> Information provided:
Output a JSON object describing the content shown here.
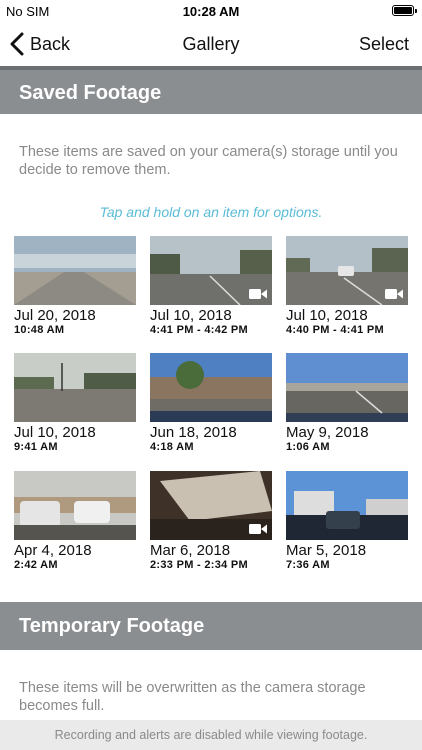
{
  "status_bar": {
    "carrier": "No SIM",
    "time": "10:28 AM"
  },
  "nav": {
    "back_label": "Back",
    "title": "Gallery",
    "select_label": "Select"
  },
  "saved": {
    "title": "Saved Footage",
    "description": "These items are saved on your camera(s) storage until you decide to remove them.",
    "hint": "Tap and hold on an item for options.",
    "items": [
      {
        "date": "Jul 20, 2018",
        "time": "10:48 AM",
        "video": false
      },
      {
        "date": "Jul 10, 2018",
        "time": "4:41 PM - 4:42 PM",
        "video": true
      },
      {
        "date": "Jul 10, 2018",
        "time": "4:40 PM - 4:41 PM",
        "video": true
      },
      {
        "date": "Jul 10, 2018",
        "time": "9:41 AM",
        "video": false
      },
      {
        "date": "Jun 18, 2018",
        "time": "4:18 AM",
        "video": false
      },
      {
        "date": "May 9, 2018",
        "time": "1:06 AM",
        "video": false
      },
      {
        "date": "Apr 4, 2018",
        "time": "2:42 AM",
        "video": false
      },
      {
        "date": "Mar 6, 2018",
        "time": "2:33 PM - 2:34 PM",
        "video": true
      },
      {
        "date": "Mar 5, 2018",
        "time": "7:36 AM",
        "video": false
      }
    ]
  },
  "temporary": {
    "title": "Temporary Footage",
    "description": "These items will be overwritten as the camera storage becomes full."
  },
  "footer": {
    "notice": "Recording and alerts are disabled while viewing footage."
  },
  "colors": {
    "section_header": "#8a8e91",
    "hint": "#5bbcd6",
    "body_text": "#8a8a8a"
  }
}
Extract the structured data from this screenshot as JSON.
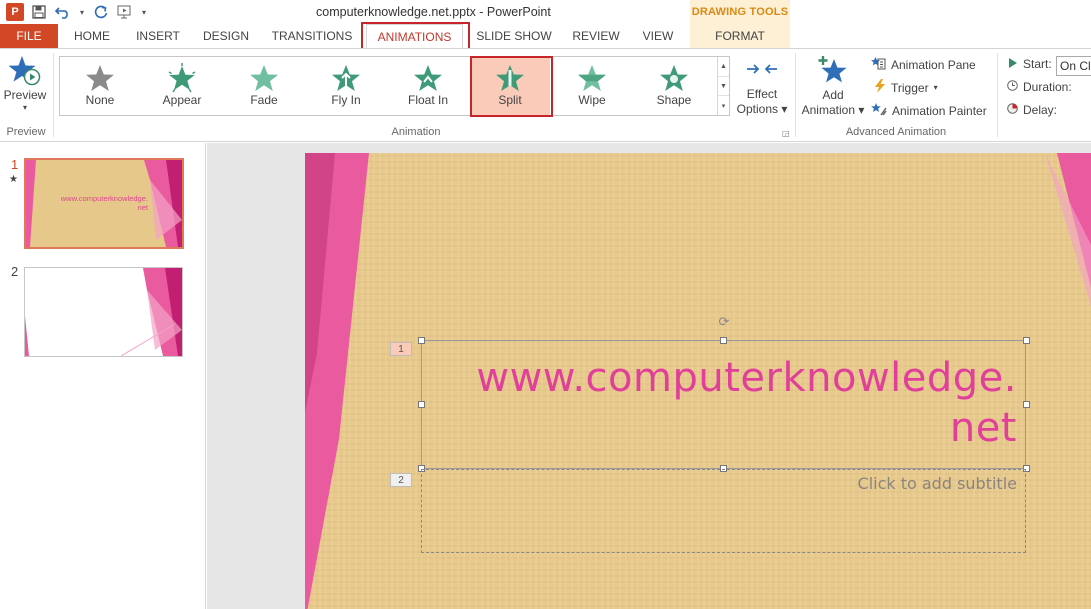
{
  "titlebar": {
    "title": "computerknowledge.net.pptx - PowerPoint",
    "app_icon_letter": "P",
    "contextual_header": "DRAWING TOOLS"
  },
  "tabs": [
    {
      "label": "FILE"
    },
    {
      "label": "HOME"
    },
    {
      "label": "INSERT"
    },
    {
      "label": "DESIGN"
    },
    {
      "label": "TRANSITIONS"
    },
    {
      "label": "ANIMATIONS"
    },
    {
      "label": "SLIDE SHOW"
    },
    {
      "label": "REVIEW"
    },
    {
      "label": "VIEW"
    },
    {
      "label": "FORMAT"
    }
  ],
  "ribbon": {
    "preview": {
      "label": "Preview",
      "group": "Preview"
    },
    "animation_group": "Animation",
    "animations": [
      {
        "label": "None",
        "color": "#8a8a8a"
      },
      {
        "label": "Appear",
        "color": "#3f9a78"
      },
      {
        "label": "Fade",
        "color": "#6fbfa0"
      },
      {
        "label": "Fly In",
        "color": "#3f9a78"
      },
      {
        "label": "Float In",
        "color": "#3f9a78"
      },
      {
        "label": "Split",
        "color": "#3f9a78"
      },
      {
        "label": "Wipe",
        "color": "#6fbfa0"
      },
      {
        "label": "Shape",
        "color": "#3f9a78"
      }
    ],
    "selected_animation": "Split",
    "effect_options": {
      "line1": "Effect",
      "line2": "Options"
    },
    "add_animation": {
      "line1": "Add",
      "line2": "Animation"
    },
    "advanced_group": "Advanced Animation",
    "animation_pane": "Animation Pane",
    "trigger": "Trigger",
    "animation_painter": "Animation Painter",
    "timing": {
      "start_label": "Start:",
      "start_value": "On Cli",
      "duration_label": "Duration:",
      "delay_label": "Delay:"
    }
  },
  "slides_pane": {
    "thumbs": [
      {
        "num": "1",
        "text_line1": "www.computerknowledge.",
        "text_line2": "net",
        "has_animation_marker": true
      },
      {
        "num": "2"
      }
    ],
    "animation_marker": "★"
  },
  "slide": {
    "title_line1": "www.computerknowledge.",
    "title_line2": "net",
    "subtitle_placeholder": "Click to add subtitle",
    "tag1": "1",
    "tag2": "2",
    "accent_color": "#e0409a"
  }
}
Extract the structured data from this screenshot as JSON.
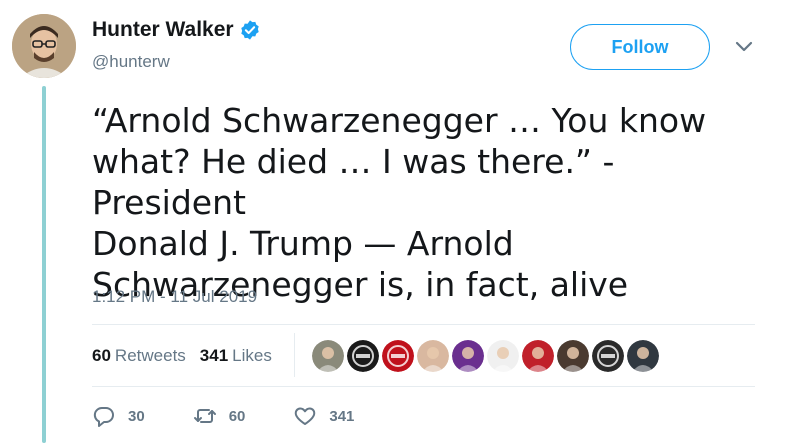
{
  "author": {
    "display_name": "Hunter Walker",
    "handle": "@hunterw",
    "verified": true
  },
  "follow_button": {
    "label": "Follow"
  },
  "tweet": {
    "text": "“Arnold Schwarzenegger … You know\nwhat? He died … I was there.” - President\nDonald J. Trump — Arnold\nSchwarzenegger is, in fact, alive",
    "timestamp": "1:12 PM - 11 Jul 2019"
  },
  "stats": {
    "retweets_count": "60",
    "retweets_label": "Retweets",
    "likes_count": "341",
    "likes_label": "Likes"
  },
  "likers": [
    {
      "icon": "person-avatar",
      "color": "#8a8a7a"
    },
    {
      "icon": "logo-avatar",
      "color": "#1a1a1a"
    },
    {
      "icon": "logo-avatar",
      "color": "#c0111c"
    },
    {
      "icon": "person-avatar",
      "color": "#d9b8a0"
    },
    {
      "icon": "person-avatar",
      "color": "#6a2f8f"
    },
    {
      "icon": "person-avatar",
      "color": "#f0f0f0"
    },
    {
      "icon": "person-avatar",
      "color": "#c0202a"
    },
    {
      "icon": "person-avatar",
      "color": "#4a3a30"
    },
    {
      "icon": "logo-avatar",
      "color": "#2a2a2a"
    },
    {
      "icon": "person-avatar",
      "color": "#303840"
    }
  ],
  "actions": {
    "reply_count": "30",
    "retweet_count": "60",
    "like_count": "341"
  },
  "colors": {
    "accent": "#1da1f2",
    "thread_line": "#8ed0d3",
    "muted_text": "#657786"
  }
}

> Instructions for the task: Reproduce the whole listing word for word, setting aside any pictures.

> Answer to the task:
Output a JSON object describing the content shown here.
{
  "status_bar": {
    "carrier": "No SIM",
    "time": "10:28 AM"
  },
  "nav": {
    "back_label": "Back",
    "title": "Gallery",
    "select_label": "Select"
  },
  "saved": {
    "title": "Saved Footage",
    "description": "These items are saved on your camera(s) storage until you decide to remove them.",
    "hint": "Tap and hold on an item for options.",
    "items": [
      {
        "date": "Jul 20, 2018",
        "time": "10:48 AM",
        "video": false
      },
      {
        "date": "Jul 10, 2018",
        "time": "4:41 PM - 4:42 PM",
        "video": true
      },
      {
        "date": "Jul 10, 2018",
        "time": "4:40 PM - 4:41 PM",
        "video": true
      },
      {
        "date": "Jul 10, 2018",
        "time": "9:41 AM",
        "video": false
      },
      {
        "date": "Jun 18, 2018",
        "time": "4:18 AM",
        "video": false
      },
      {
        "date": "May 9, 2018",
        "time": "1:06 AM",
        "video": false
      },
      {
        "date": "Apr 4, 2018",
        "time": "2:42 AM",
        "video": false
      },
      {
        "date": "Mar 6, 2018",
        "time": "2:33 PM - 2:34 PM",
        "video": true
      },
      {
        "date": "Mar 5, 2018",
        "time": "7:36 AM",
        "video": false
      }
    ]
  },
  "temporary": {
    "title": "Temporary Footage",
    "description": "These items will be overwritten as the camera storage becomes full."
  },
  "footer": {
    "notice": "Recording and alerts are disabled while viewing footage."
  },
  "colors": {
    "section_header": "#8a8e91",
    "hint": "#5bbcd6",
    "body_text": "#8a8a8a"
  }
}
Extract the structured data from this screenshot as JSON.
{
  "titlebar": {
    "title": "computerknowledge.net.pptx - PowerPoint",
    "app_icon_letter": "P",
    "contextual_header": "DRAWING TOOLS"
  },
  "tabs": [
    {
      "label": "FILE"
    },
    {
      "label": "HOME"
    },
    {
      "label": "INSERT"
    },
    {
      "label": "DESIGN"
    },
    {
      "label": "TRANSITIONS"
    },
    {
      "label": "ANIMATIONS"
    },
    {
      "label": "SLIDE SHOW"
    },
    {
      "label": "REVIEW"
    },
    {
      "label": "VIEW"
    },
    {
      "label": "FORMAT"
    }
  ],
  "ribbon": {
    "preview": {
      "label": "Preview",
      "group": "Preview"
    },
    "animation_group": "Animation",
    "animations": [
      {
        "label": "None",
        "color": "#8a8a8a"
      },
      {
        "label": "Appear",
        "color": "#3f9a78"
      },
      {
        "label": "Fade",
        "color": "#6fbfa0"
      },
      {
        "label": "Fly In",
        "color": "#3f9a78"
      },
      {
        "label": "Float In",
        "color": "#3f9a78"
      },
      {
        "label": "Split",
        "color": "#3f9a78"
      },
      {
        "label": "Wipe",
        "color": "#6fbfa0"
      },
      {
        "label": "Shape",
        "color": "#3f9a78"
      }
    ],
    "selected_animation": "Split",
    "effect_options": {
      "line1": "Effect",
      "line2": "Options"
    },
    "add_animation": {
      "line1": "Add",
      "line2": "Animation"
    },
    "advanced_group": "Advanced Animation",
    "animation_pane": "Animation Pane",
    "trigger": "Trigger",
    "animation_painter": "Animation Painter",
    "timing": {
      "start_label": "Start:",
      "start_value": "On Cli",
      "duration_label": "Duration:",
      "delay_label": "Delay:"
    }
  },
  "slides_pane": {
    "thumbs": [
      {
        "num": "1",
        "text_line1": "www.computerknowledge.",
        "text_line2": "net",
        "has_animation_marker": true
      },
      {
        "num": "2"
      }
    ],
    "animation_marker": "★"
  },
  "slide": {
    "title_line1": "www.computerknowledge.",
    "title_line2": "net",
    "subtitle_placeholder": "Click to add subtitle",
    "tag1": "1",
    "tag2": "2",
    "accent_color": "#e0409a"
  }
}
Extract the structured data from this screenshot as JSON.
{
  "author": {
    "display_name": "Hunter Walker",
    "handle": "@hunterw",
    "verified": true
  },
  "follow_button": {
    "label": "Follow"
  },
  "tweet": {
    "text": "“Arnold Schwarzenegger … You know\nwhat? He died … I was there.” - President\nDonald J. Trump — Arnold\nSchwarzenegger is, in fact, alive",
    "timestamp": "1:12 PM - 11 Jul 2019"
  },
  "stats": {
    "retweets_count": "60",
    "retweets_label": "Retweets",
    "likes_count": "341",
    "likes_label": "Likes"
  },
  "likers": [
    {
      "icon": "person-avatar",
      "color": "#8a8a7a"
    },
    {
      "icon": "logo-avatar",
      "color": "#1a1a1a"
    },
    {
      "icon": "logo-avatar",
      "color": "#c0111c"
    },
    {
      "icon": "person-avatar",
      "color": "#d9b8a0"
    },
    {
      "icon": "person-avatar",
      "color": "#6a2f8f"
    },
    {
      "icon": "person-avatar",
      "color": "#f0f0f0"
    },
    {
      "icon": "person-avatar",
      "color": "#c0202a"
    },
    {
      "icon": "person-avatar",
      "color": "#4a3a30"
    },
    {
      "icon": "logo-avatar",
      "color": "#2a2a2a"
    },
    {
      "icon": "person-avatar",
      "color": "#303840"
    }
  ],
  "actions": {
    "reply_count": "30",
    "retweet_count": "60",
    "like_count": "341"
  },
  "colors": {
    "accent": "#1da1f2",
    "thread_line": "#8ed0d3",
    "muted_text": "#657786"
  }
}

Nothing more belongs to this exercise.